_Exercise aim_:
Copy out all the records, word for word.
┄┄┄┄┄┄
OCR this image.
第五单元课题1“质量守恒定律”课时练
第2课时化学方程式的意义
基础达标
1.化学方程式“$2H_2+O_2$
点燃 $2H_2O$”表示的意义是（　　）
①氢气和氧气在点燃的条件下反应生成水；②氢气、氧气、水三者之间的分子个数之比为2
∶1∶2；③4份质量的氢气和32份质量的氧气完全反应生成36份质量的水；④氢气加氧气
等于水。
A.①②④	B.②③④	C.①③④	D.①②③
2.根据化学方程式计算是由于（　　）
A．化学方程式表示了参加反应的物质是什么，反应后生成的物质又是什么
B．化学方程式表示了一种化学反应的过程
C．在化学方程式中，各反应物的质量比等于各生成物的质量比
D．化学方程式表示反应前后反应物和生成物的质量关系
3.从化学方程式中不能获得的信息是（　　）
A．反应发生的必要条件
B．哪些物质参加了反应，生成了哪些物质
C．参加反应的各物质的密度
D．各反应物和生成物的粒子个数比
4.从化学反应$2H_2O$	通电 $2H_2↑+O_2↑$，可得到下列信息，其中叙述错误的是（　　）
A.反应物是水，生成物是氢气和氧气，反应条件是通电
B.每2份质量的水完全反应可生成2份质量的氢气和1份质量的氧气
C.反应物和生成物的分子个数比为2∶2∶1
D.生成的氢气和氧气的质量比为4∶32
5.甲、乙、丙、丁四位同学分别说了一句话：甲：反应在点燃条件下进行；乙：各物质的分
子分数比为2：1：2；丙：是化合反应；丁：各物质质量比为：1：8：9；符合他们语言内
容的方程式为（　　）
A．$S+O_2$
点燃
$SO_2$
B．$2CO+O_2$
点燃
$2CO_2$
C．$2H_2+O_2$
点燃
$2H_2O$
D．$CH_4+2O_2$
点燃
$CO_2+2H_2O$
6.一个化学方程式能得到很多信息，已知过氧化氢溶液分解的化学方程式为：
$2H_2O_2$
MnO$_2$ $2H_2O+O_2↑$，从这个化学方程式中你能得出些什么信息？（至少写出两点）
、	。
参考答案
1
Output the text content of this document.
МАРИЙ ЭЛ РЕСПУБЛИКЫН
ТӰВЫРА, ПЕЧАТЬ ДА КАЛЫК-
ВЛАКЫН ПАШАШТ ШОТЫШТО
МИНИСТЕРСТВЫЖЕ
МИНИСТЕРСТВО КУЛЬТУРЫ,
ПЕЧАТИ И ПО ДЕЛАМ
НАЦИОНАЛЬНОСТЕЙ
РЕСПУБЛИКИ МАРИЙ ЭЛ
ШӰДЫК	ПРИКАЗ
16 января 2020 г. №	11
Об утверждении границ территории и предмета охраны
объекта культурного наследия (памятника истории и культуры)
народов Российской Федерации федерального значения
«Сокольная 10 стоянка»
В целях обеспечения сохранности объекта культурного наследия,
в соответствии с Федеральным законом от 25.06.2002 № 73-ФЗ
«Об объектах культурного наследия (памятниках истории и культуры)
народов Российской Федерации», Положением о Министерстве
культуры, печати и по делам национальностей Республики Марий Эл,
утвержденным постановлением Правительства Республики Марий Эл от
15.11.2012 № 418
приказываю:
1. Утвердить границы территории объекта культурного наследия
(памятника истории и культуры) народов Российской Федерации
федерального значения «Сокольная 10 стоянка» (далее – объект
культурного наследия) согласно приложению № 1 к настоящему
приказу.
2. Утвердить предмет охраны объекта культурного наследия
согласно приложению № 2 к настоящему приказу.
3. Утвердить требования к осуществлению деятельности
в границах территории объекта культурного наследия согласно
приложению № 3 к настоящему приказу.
┄┄┄┄┄┄
_Task result_:
OCR this image.
第五单元课题1“质量守恒定律”课时练
第2课时化学方程式的意义
基础达标
1.化学方程式“$2H_2+O_2$
点燃 $2H_2O$”表示的意义是（　　）
①氢气和氧气在点燃的条件下反应生成水；②氢气、氧气、水三者之间的分子个数之比为2
∶1∶2；③4份质量的氢气和32份质量的氧气完全反应生成36份质量的水；④氢气加氧气
等于水。
A.①②④	B.②③④	C.①③④	D.①②③
2.根据化学方程式计算是由于（　　）
A．化学方程式表示了参加反应的物质是什么，反应后生成的物质又是什么
B．化学方程式表示了一种化学反应的过程
C．在化学方程式中，各反应物的质量比等于各生成物的质量比
D．化学方程式表示反应前后反应物和生成物的质量关系
3.从化学方程式中不能获得的信息是（　　）
A．反应发生的必要条件
B．哪些物质参加了反应，生成了哪些物质
C．参加反应的各物质的密度
D．各反应物和生成物的粒子个数比
4.从化学反应$2H_2O$	通电 $2H_2↑+O_2↑$，可得到下列信息，其中叙述错误的是（　　）
A.反应物是水，生成物是氢气和氧气，反应条件是通电
B.每2份质量的水完全反应可生成2份质量的氢气和1份质量的氧气
C.反应物和生成物的分子个数比为2∶2∶1
D.生成的氢气和氧气的质量比为4∶32
5.甲、乙、丙、丁四位同学分别说了一句话：甲：反应在点燃条件下进行；乙：各物质的分
子分数比为2：1：2；丙：是化合反应；丁：各物质质量比为：1：8：9；符合他们语言内
容的方程式为（　　）
A．$S+O_2$
点燃
$SO_2$
B．$2CO+O_2$
点燃
$2CO_2$
C．$2H_2+O_2$
点燃
$2H_2O$
D．$CH_4+2O_2$
点燃
$CO_2+2H_2O$
6.一个化学方程式能得到很多信息，已知过氧化氢溶液分解的化学方程式为：
$2H_2O_2$
MnO$_2$ $2H_2O+O_2↑$，从这个化学方程式中你能得出些什么信息？（至少写出两点）
、	。
参考答案
1
Output the text content of this document.
МАРИЙ ЭЛ РЕСПУБЛИКЫН
ТӰВЫРА, ПЕЧАТЬ ДА КАЛЫК-
ВЛАКЫН ПАШАШТ ШОТЫШТО
МИНИСТЕРСТВЫЖЕ
МИНИСТЕРСТВО КУЛЬТУРЫ,
ПЕЧАТИ И ПО ДЕЛАМ
НАЦИОНАЛЬНОСТЕЙ
РЕСПУБЛИКИ МАРИЙ ЭЛ
ШӰДЫК	ПРИКАЗ
16 января 2020 г. №	11
Об утверждении границ территории и предмета охраны
объекта культурного наследия (памятника истории и культуры)
народов Российской Федерации федерального значения
«Сокольная 10 стоянка»
В целях обеспечения сохранности объекта культурного наследия,
в соответствии с Федеральным законом от 25.06.2002 № 73-ФЗ
«Об объектах культурного наследия (памятниках истории и культуры)
народов Российской Федерации», Положением о Министерстве
культуры, печати и по делам национальностей Республики Марий Эл,
утвержденным постановлением Правительства Республики Марий Эл от
15.11.2012 № 418
приказываю:
1. Утвердить границы территории объекта культурного наследия
(памятника истории и культуры) народов Российской Федерации
федерального значения «Сокольная 10 стоянка» (далее – объект
культурного наследия) согласно приложению № 1 к настоящему
приказу.
2. Утвердить предмет охраны объекта культурного наследия
согласно приложению № 2 к настоящему приказу.
3. Утвердить требования к осуществлению деятельности
в границах территории объекта культурного наследия согласно
приложению № 3 к настоящему приказу.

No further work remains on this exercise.